# [What to produce]
Search the material below for the string "друзей" and list each line that holds it.
╭─ Records to process
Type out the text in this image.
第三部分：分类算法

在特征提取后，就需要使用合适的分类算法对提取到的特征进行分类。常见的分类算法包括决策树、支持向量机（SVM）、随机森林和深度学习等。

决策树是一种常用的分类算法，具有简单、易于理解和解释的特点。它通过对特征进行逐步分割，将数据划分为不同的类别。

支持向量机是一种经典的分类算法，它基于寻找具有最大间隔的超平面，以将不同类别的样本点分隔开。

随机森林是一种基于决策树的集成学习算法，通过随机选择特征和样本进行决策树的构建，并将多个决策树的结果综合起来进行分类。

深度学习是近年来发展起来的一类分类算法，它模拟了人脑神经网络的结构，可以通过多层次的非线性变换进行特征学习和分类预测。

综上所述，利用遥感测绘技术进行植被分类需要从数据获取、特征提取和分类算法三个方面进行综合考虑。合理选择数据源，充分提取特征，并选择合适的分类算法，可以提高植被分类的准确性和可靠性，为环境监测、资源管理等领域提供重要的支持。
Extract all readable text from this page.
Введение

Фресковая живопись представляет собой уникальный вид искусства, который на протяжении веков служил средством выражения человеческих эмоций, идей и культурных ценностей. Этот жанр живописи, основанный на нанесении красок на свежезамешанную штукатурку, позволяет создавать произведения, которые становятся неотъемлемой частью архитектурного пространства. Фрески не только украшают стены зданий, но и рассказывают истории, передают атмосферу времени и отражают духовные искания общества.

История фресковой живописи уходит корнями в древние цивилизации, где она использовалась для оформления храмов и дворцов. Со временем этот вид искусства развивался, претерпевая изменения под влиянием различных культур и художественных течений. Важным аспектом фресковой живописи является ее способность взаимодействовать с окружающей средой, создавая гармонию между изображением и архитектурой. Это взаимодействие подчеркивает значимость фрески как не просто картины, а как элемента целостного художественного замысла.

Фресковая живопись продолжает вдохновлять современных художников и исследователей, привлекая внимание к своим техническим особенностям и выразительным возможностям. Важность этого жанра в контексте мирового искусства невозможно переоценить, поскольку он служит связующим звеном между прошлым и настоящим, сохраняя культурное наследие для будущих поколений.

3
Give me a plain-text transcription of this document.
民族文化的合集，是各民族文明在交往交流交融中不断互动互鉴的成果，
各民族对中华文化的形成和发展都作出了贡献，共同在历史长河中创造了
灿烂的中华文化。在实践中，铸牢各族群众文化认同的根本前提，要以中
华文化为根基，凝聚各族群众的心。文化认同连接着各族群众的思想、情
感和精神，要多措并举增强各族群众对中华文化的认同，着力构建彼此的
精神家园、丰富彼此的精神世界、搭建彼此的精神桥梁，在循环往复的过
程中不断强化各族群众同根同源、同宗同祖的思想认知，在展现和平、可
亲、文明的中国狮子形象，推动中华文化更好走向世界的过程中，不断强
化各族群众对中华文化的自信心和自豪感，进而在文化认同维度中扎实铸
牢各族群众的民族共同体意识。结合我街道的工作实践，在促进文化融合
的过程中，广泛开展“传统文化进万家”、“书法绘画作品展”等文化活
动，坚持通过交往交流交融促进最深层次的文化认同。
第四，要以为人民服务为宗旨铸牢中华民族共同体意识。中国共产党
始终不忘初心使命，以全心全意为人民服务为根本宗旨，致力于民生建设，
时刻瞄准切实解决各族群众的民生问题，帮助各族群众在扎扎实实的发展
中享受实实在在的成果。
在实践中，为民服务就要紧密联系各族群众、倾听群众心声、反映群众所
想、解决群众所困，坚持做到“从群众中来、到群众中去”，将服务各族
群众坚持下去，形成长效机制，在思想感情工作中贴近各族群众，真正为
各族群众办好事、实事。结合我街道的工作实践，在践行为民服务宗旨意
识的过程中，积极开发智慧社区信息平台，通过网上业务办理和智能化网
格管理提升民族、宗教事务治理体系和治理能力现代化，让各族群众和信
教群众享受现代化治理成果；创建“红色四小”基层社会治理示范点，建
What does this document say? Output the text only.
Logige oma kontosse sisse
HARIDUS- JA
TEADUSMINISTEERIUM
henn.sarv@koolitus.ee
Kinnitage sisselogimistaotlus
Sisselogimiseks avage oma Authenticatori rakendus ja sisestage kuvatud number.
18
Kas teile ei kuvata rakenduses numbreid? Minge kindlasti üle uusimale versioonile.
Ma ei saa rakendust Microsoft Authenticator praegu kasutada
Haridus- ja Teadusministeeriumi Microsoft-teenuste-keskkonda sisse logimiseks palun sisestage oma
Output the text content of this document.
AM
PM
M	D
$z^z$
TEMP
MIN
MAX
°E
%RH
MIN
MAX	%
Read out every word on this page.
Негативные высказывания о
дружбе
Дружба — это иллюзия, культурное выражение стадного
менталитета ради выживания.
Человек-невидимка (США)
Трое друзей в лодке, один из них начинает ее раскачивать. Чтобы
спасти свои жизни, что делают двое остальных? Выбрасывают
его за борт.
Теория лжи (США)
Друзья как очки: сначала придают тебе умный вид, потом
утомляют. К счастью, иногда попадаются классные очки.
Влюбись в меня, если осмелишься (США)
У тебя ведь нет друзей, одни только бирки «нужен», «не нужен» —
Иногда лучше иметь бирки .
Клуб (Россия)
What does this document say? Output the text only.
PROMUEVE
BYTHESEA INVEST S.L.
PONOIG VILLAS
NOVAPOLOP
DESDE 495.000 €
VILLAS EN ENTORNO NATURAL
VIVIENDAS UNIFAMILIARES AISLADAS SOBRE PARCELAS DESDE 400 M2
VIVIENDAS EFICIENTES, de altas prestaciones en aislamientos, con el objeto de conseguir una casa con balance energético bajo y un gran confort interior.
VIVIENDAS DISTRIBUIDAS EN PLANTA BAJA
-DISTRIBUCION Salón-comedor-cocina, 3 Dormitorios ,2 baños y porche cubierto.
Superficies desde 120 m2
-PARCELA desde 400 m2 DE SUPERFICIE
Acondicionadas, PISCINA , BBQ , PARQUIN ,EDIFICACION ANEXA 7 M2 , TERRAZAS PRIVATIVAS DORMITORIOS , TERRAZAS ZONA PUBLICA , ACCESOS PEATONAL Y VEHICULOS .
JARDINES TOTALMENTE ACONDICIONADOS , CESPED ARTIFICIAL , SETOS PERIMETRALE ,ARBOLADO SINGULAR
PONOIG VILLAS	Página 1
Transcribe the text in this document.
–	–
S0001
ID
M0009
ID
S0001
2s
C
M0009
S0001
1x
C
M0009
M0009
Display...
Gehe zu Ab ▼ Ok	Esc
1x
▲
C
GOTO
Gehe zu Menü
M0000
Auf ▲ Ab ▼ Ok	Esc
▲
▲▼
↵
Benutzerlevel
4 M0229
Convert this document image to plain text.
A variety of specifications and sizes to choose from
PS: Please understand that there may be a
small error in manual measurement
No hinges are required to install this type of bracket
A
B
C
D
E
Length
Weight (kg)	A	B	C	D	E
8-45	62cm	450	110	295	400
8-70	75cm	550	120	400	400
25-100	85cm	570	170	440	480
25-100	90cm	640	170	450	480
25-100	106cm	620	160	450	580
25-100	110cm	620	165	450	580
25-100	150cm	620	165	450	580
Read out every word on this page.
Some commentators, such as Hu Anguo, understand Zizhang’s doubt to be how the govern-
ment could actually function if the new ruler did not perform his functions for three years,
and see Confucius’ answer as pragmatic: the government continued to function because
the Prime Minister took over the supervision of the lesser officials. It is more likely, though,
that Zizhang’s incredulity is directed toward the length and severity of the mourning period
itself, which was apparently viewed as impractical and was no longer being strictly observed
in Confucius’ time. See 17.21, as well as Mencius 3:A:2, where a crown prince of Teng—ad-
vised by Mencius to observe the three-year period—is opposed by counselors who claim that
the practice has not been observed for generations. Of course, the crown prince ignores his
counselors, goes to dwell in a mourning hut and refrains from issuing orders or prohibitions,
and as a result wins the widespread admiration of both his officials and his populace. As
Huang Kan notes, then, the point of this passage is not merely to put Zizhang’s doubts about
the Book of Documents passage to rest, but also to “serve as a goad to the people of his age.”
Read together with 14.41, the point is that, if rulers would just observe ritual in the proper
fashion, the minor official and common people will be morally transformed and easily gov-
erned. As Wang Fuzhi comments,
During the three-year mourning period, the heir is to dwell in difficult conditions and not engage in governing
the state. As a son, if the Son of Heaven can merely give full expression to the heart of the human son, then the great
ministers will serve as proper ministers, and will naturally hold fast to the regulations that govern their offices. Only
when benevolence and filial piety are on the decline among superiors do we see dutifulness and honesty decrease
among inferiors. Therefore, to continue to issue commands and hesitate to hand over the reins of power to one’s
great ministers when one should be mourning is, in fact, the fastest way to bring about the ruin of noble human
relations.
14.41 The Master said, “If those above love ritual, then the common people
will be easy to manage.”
╰─
# [Exercise solution]
Трое друзей в лодке, один из них начинает ее раскачивать. Чтобы
У тебя ведь нет друзей, одни только бирки «нужен», «не нужен» —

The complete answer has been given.